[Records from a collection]
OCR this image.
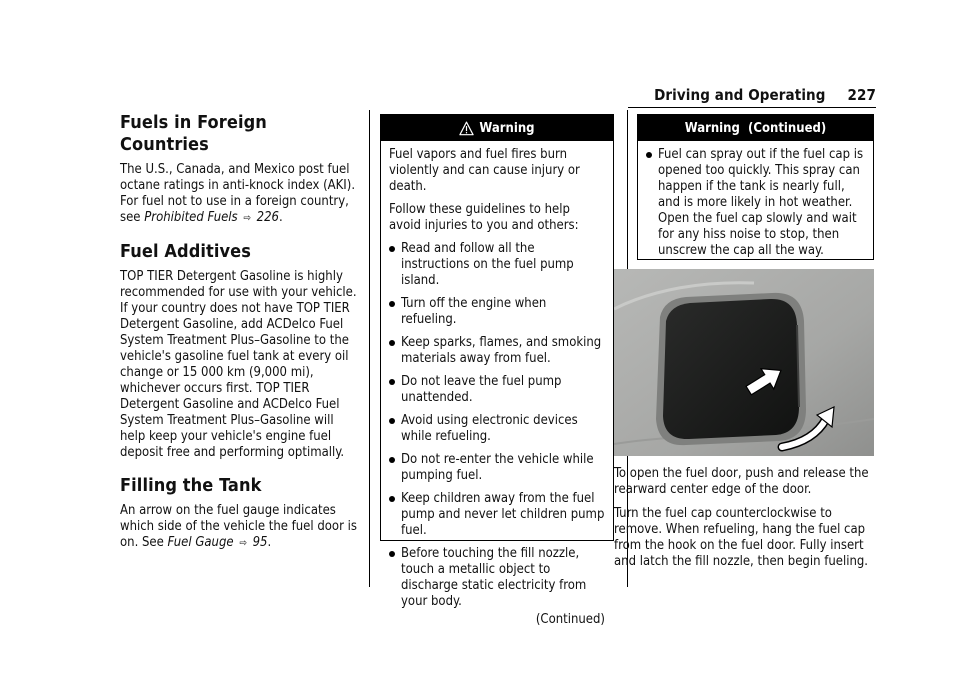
Driving and Operating 227
Fuels in Foreign Countries

The U.S., Canada, and Mexico post fuel octane ratings in anti-knock index (AKI). For fuel not to use in a foreign country, see Prohibited Fuels ⇨ 226.

Fuel Additives

TOP TIER Detergent Gasoline is highly recommended for use with your vehicle. If your country does not have TOP TIER Detergent Gasoline, add ACDelco Fuel System Treatment Plus–Gasoline to the vehicle's gasoline fuel tank at every oil change or 15 000 km (9,000 mi), whichever occurs first. TOP TIER Detergent Gasoline and ACDelco Fuel System Treatment Plus–Gasoline will help keep your vehicle's engine fuel deposit free and performing optimally.

Filling the Tank

An arrow on the fuel gauge indicates which side of the vehicle the fuel door is on. See Fuel Gauge ⇨ 95.

Warning

Fuel vapors and fuel fires burn violently and can cause injury or death.

Follow these guidelines to help avoid injuries to you and others:

Read and follow all the instructions on the fuel pump island.
Turn off the engine when refueling.
Keep sparks, flames, and smoking materials away from fuel.
Do not leave the fuel pump unattended.
Avoid using electronic devices while refueling.
Do not re-enter the vehicle while pumping fuel.
Keep children away from the fuel pump and never let children pump fuel.
Before touching the fill nozzle, touch a metallic object to discharge static electricity from your body.
(Continued)
Warning  (Continued)
Fuel can spray out if the fuel cap is opened too quickly. This spray can happen if the tank is nearly full, and is more likely in hot weather. Open the fuel cap slowly and wait for any hiss noise to stop, then unscrew the cap all the way.

To open the fuel door, push and release the rearward center edge of the door.

Turn the fuel cap counterclockwise to remove. When refueling, hang the fuel cap from the hook on the fuel door. Fully insert and latch the fill nozzle, then begin fueling.
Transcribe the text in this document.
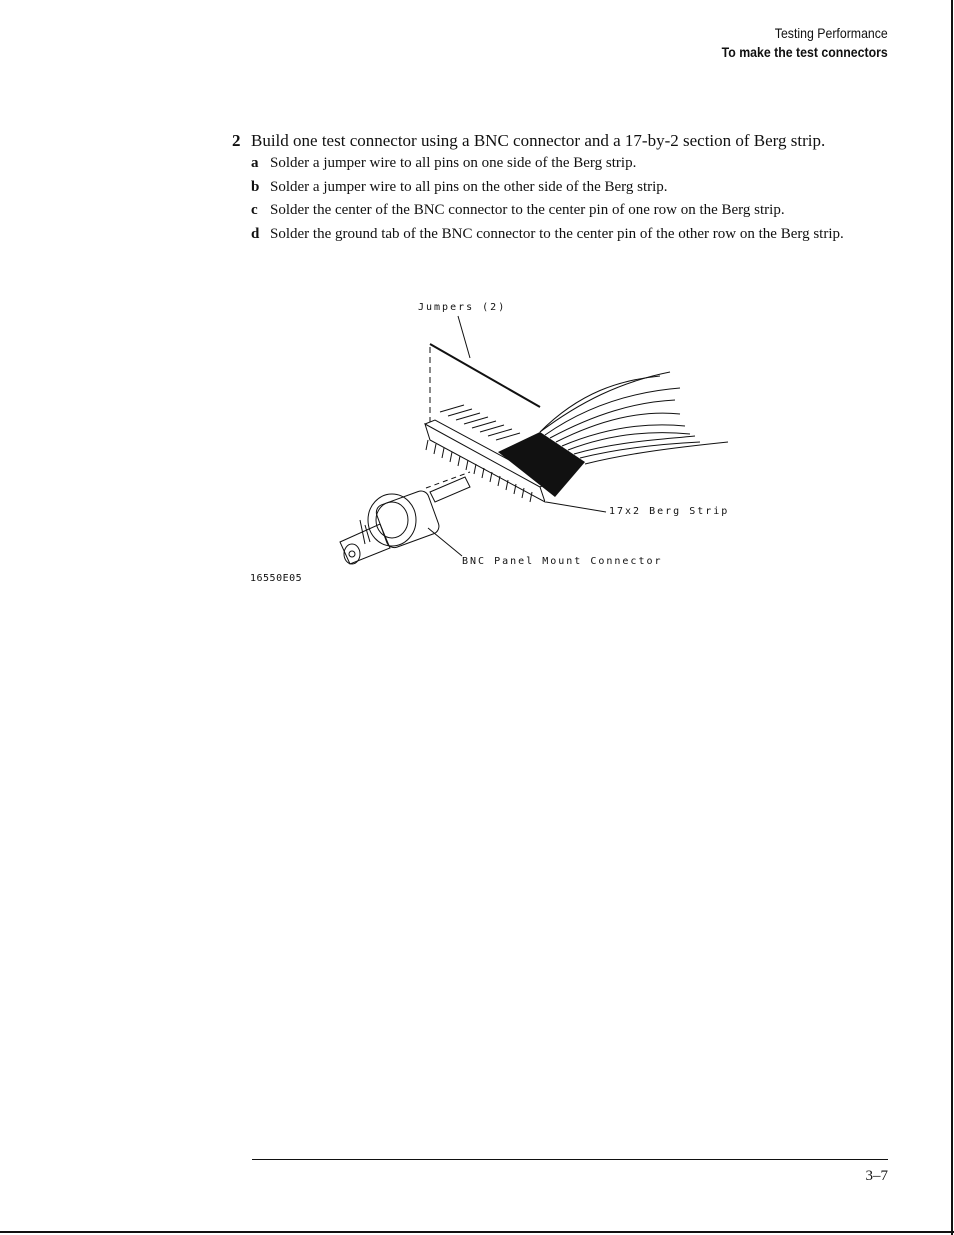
Testing Performance
To make the test connectors
2 Build one test connector using a BNC connector and a 17-by-2 section of Berg strip.
a Solder a jumper wire to all pins on one side of the Berg strip.
b Solder a jumper wire to all pins on the other side of the Berg strip.
c Solder the center of the BNC connector to the center pin of one row on the Berg strip.
d Solder the ground tab of the BNC connector to the center pin of the other row on the Berg strip.
Jumpers (2)
17x2 Berg Strip
BNC Panel Mount Connector
16550E05
3–7
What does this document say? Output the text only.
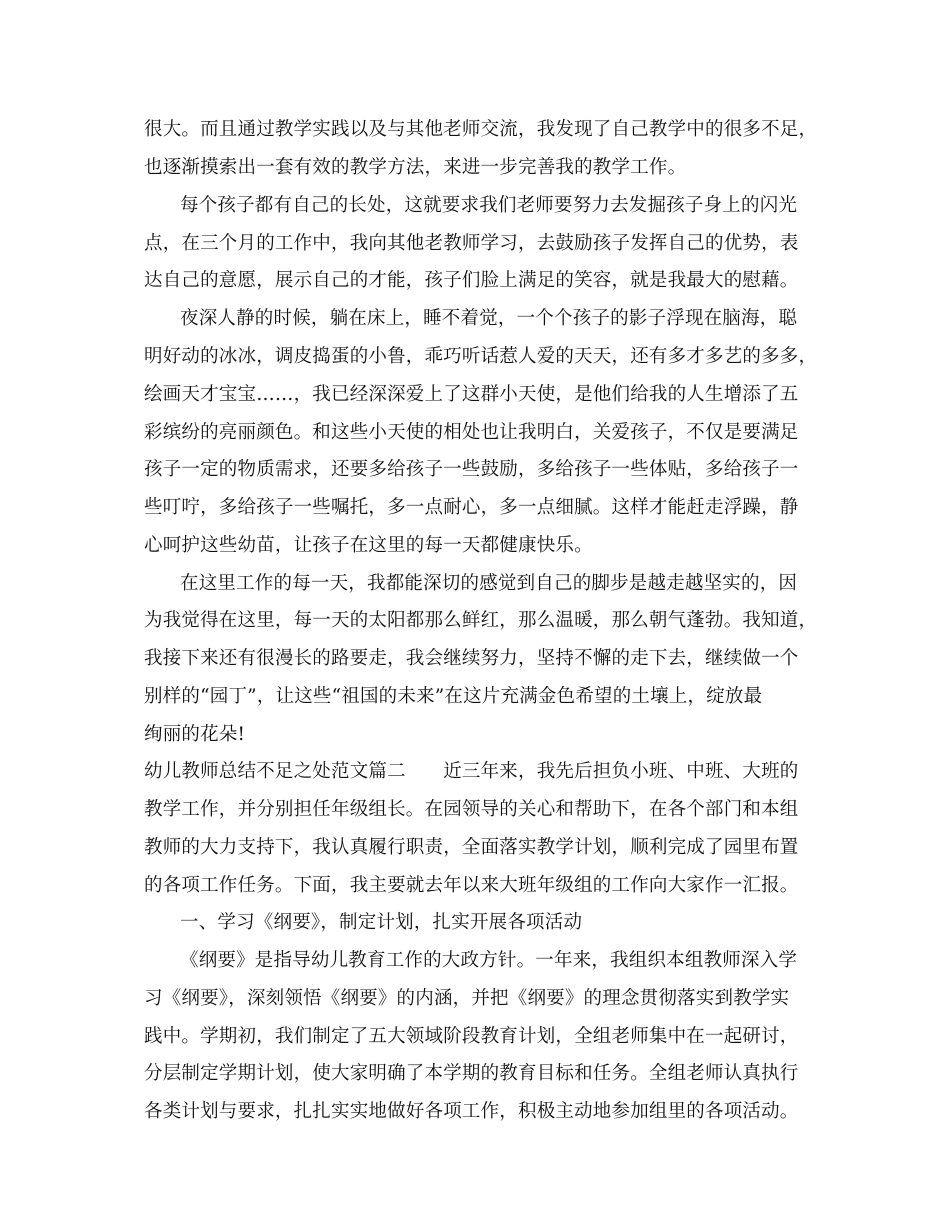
很大。而且通过教学实践以及与其他老师交流，我发现了自己教学中的很多不足，
也逐渐摸索出一套有效的教学方法，来进一步完善我的教学工作。
每个孩子都有自己的长处，这就要求我们老师要努力去发掘孩子身上的闪光
点，在三个月的工作中，我向其他老教师学习，去鼓励孩子发挥自己的优势，表
达自己的意愿，展示自己的才能，孩子们脸上满足的笑容，就是我最大的慰藉。
夜深人静的时候，躺在床上，睡不着觉，一个个孩子的影子浮现在脑海，聪
明好动的冰冰，调皮捣蛋的小鲁，乖巧听话惹人爱的天天，还有多才多艺的多多，
绘画天才宝宝……，我已经深深爱上了这群小天使，是他们给我的人生增添了五
彩缤纷的亮丽颜色。和这些小天使的相处也让我明白，关爱孩子，不仅是要满足
孩子一定的物质需求，还要多给孩子一些鼓励，多给孩子一些体贴，多给孩子一
些叮咛，多给孩子一些嘱托，多一点耐心，多一点细腻。这样才能赶走浮躁，静
心呵护这些幼苗，让孩子在这里的每一天都健康快乐。
在这里工作的每一天，我都能深切的感觉到自己的脚步是越走越坚实的，因
为我觉得在这里，每一天的太阳都那么鲜红，那么温暖，那么朝气蓬勃。我知道，
我接下来还有很漫长的路要走，我会继续努力，坚持不懈的走下去，继续做一个
别样的“园丁”，让这些“祖国的未来”在这片充满金色希望的土壤上，绽放最
绚丽的花朵!
幼儿教师总结不足之处范文篇二　　近三年来，我先后担负小班、中班、大班的
教学工作，并分别担任年级组长。在园领导的关心和帮助下，在各个部门和本组
教师的大力支持下，我认真履行职责，全面落实教学计划，顺利完成了园里布置
的各项工作任务。下面，我主要就去年以来大班年级组的工作向大家作一汇报。
一、学习《纲要》，制定计划，扎实开展各项活动
《纲要》是指导幼儿教育工作的大政方针。一年来，我组织本组教师深入学
习《纲要》，深刻领悟《纲要》的内涵，并把《纲要》的理念贯彻落实到教学实
践中。学期初，我们制定了五大领域阶段教育计划，全组老师集中在一起研讨，
分层制定学期计划，使大家明确了本学期的教育目标和任务。全组老师认真执行
各类计划与要求，扎扎实实地做好各项工作，积极主动地参加组里的各项活动。
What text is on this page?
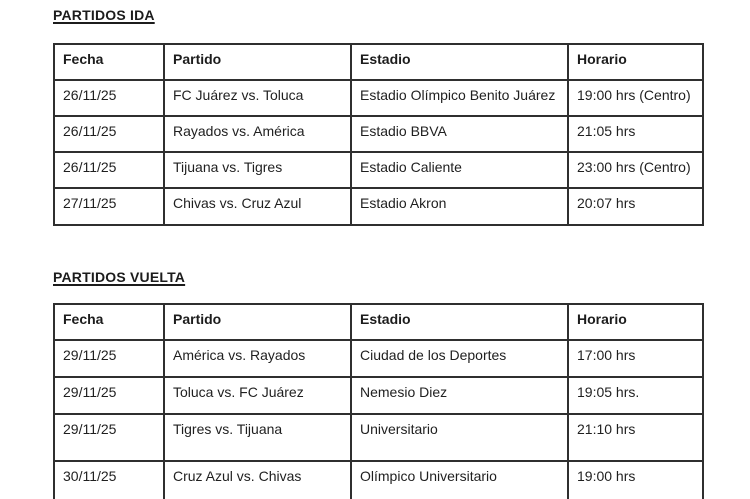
PARTIDOS IDA
Fecha	Partido	Estadio	Horario
26/11/25	FC Juárez vs. Toluca	Estadio Olímpico Benito Juárez	19:00 hrs (Centro)
26/11/25	Rayados vs. América	Estadio BBVA	21:05 hrs
26/11/25	Tijuana vs. Tigres	Estadio Caliente	23:00 hrs (Centro)
27/11/25	Chivas vs. Cruz Azul	Estadio Akron	20:07 hrs
PARTIDOS VUELTA
Fecha	Partido	Estadio	Horario
29/11/25	América vs. Rayados	Ciudad de los Deportes	17:00 hrs
29/11/25	Toluca vs. FC Juárez	Nemesio Diez	19:05 hrs.
29/11/25	Tigres vs. Tijuana	Universitario	21:10 hrs
30/11/25	Cruz Azul vs. Chivas	Olímpico Universitario	19:00 hrs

TASK GOAL.
Repeat each record exactly as shown above, dropping all images.

RESULT FOR THIS TASK.
OCR this image.
Driving and Operating 227
Fuels in Foreign Countries

The U.S., Canada, and Mexico post fuel octane ratings in anti-knock index (AKI). For fuel not to use in a foreign country, see Prohibited Fuels ⇨ 226.

Fuel Additives

TOP TIER Detergent Gasoline is highly recommended for use with your vehicle. If your country does not have TOP TIER Detergent Gasoline, add ACDelco Fuel System Treatment Plus–Gasoline to the vehicle's gasoline fuel tank at every oil change or 15 000 km (9,000 mi), whichever occurs first. TOP TIER Detergent Gasoline and ACDelco Fuel System Treatment Plus–Gasoline will help keep your vehicle's engine fuel deposit free and performing optimally.

Filling the Tank

An arrow on the fuel gauge indicates which side of the vehicle the fuel door is on. See Fuel Gauge ⇨ 95.

Warning

Fuel vapors and fuel fires burn violently and can cause injury or death.

Follow these guidelines to help avoid injuries to you and others:

Read and follow all the instructions on the fuel pump island.
Turn off the engine when refueling.
Keep sparks, flames, and smoking materials away from fuel.
Do not leave the fuel pump unattended.
Avoid using electronic devices while refueling.
Do not re-enter the vehicle while pumping fuel.
Keep children away from the fuel pump and never let children pump fuel.
Before touching the fill nozzle, touch a metallic object to discharge static electricity from your body.
(Continued)
Warning  (Continued)
Fuel can spray out if the fuel cap is opened too quickly. This spray can happen if the tank is nearly full, and is more likely in hot weather. Open the fuel cap slowly and wait for any hiss noise to stop, then unscrew the cap all the way.

To open the fuel door, push and release the rearward center edge of the door.

Turn the fuel cap counterclockwise to remove. When refueling, hang the fuel cap from the hook on the fuel door. Fully insert and latch the fill nozzle, then begin fueling.
Transcribe the text in this document.
Testing Performance
To make the test connectors
2 Build one test connector using a BNC connector and a 17-by-2 section of Berg strip.
a Solder a jumper wire to all pins on one side of the Berg strip.
b Solder a jumper wire to all pins on the other side of the Berg strip.
c Solder the center of the BNC connector to the center pin of one row on the Berg strip.
d Solder the ground tab of the BNC connector to the center pin of the other row on the Berg strip.
Jumpers (2)
17x2 Berg Strip
BNC Panel Mount Connector
16550E05
3–7
What does this document say? Output the text only.
很大。而且通过教学实践以及与其他老师交流，我发现了自己教学中的很多不足，
也逐渐摸索出一套有效的教学方法，来进一步完善我的教学工作。
每个孩子都有自己的长处，这就要求我们老师要努力去发掘孩子身上的闪光
点，在三个月的工作中，我向其他老教师学习，去鼓励孩子发挥自己的优势，表
达自己的意愿，展示自己的才能，孩子们脸上满足的笑容，就是我最大的慰藉。
夜深人静的时候，躺在床上，睡不着觉，一个个孩子的影子浮现在脑海，聪
明好动的冰冰，调皮捣蛋的小鲁，乖巧听话惹人爱的天天，还有多才多艺的多多，
绘画天才宝宝……，我已经深深爱上了这群小天使，是他们给我的人生增添了五
彩缤纷的亮丽颜色。和这些小天使的相处也让我明白，关爱孩子，不仅是要满足
孩子一定的物质需求，还要多给孩子一些鼓励，多给孩子一些体贴，多给孩子一
些叮咛，多给孩子一些嘱托，多一点耐心，多一点细腻。这样才能赶走浮躁，静
心呵护这些幼苗，让孩子在这里的每一天都健康快乐。
在这里工作的每一天，我都能深切的感觉到自己的脚步是越走越坚实的，因
为我觉得在这里，每一天的太阳都那么鲜红，那么温暖，那么朝气蓬勃。我知道，
我接下来还有很漫长的路要走，我会继续努力，坚持不懈的走下去，继续做一个
别样的“园丁”，让这些“祖国的未来”在这片充满金色希望的土壤上，绽放最
绚丽的花朵!
幼儿教师总结不足之处范文篇二　　近三年来，我先后担负小班、中班、大班的
教学工作，并分别担任年级组长。在园领导的关心和帮助下，在各个部门和本组
教师的大力支持下，我认真履行职责，全面落实教学计划，顺利完成了园里布置
的各项工作任务。下面，我主要就去年以来大班年级组的工作向大家作一汇报。
一、学习《纲要》，制定计划，扎实开展各项活动
《纲要》是指导幼儿教育工作的大政方针。一年来，我组织本组教师深入学
习《纲要》，深刻领悟《纲要》的内涵，并把《纲要》的理念贯彻落实到教学实
践中。学期初，我们制定了五大领域阶段教育计划，全组老师集中在一起研讨，
分层制定学期计划，使大家明确了本学期的教育目标和任务。全组老师认真执行
各类计划与要求，扎扎实实地做好各项工作，积极主动地参加组里的各项活动。
What text is on this page?
PARTIDOS IDA
Fecha	Partido	Estadio	Horario
26/11/25	FC Juárez vs. Toluca	Estadio Olímpico Benito Juárez	19:00 hrs (Centro)
26/11/25	Rayados vs. América	Estadio BBVA	21:05 hrs
26/11/25	Tijuana vs. Tigres	Estadio Caliente	23:00 hrs (Centro)
27/11/25	Chivas vs. Cruz Azul	Estadio Akron	20:07 hrs
PARTIDOS VUELTA
Fecha	Partido	Estadio	Horario
29/11/25	América vs. Rayados	Ciudad de los Deportes	17:00 hrs
29/11/25	Toluca vs. FC Juárez	Nemesio Diez	19:05 hrs.
29/11/25	Tigres vs. Tijuana	Universitario	21:10 hrs
30/11/25	Cruz Azul vs. Chivas	Olímpico Universitario	19:00 hrs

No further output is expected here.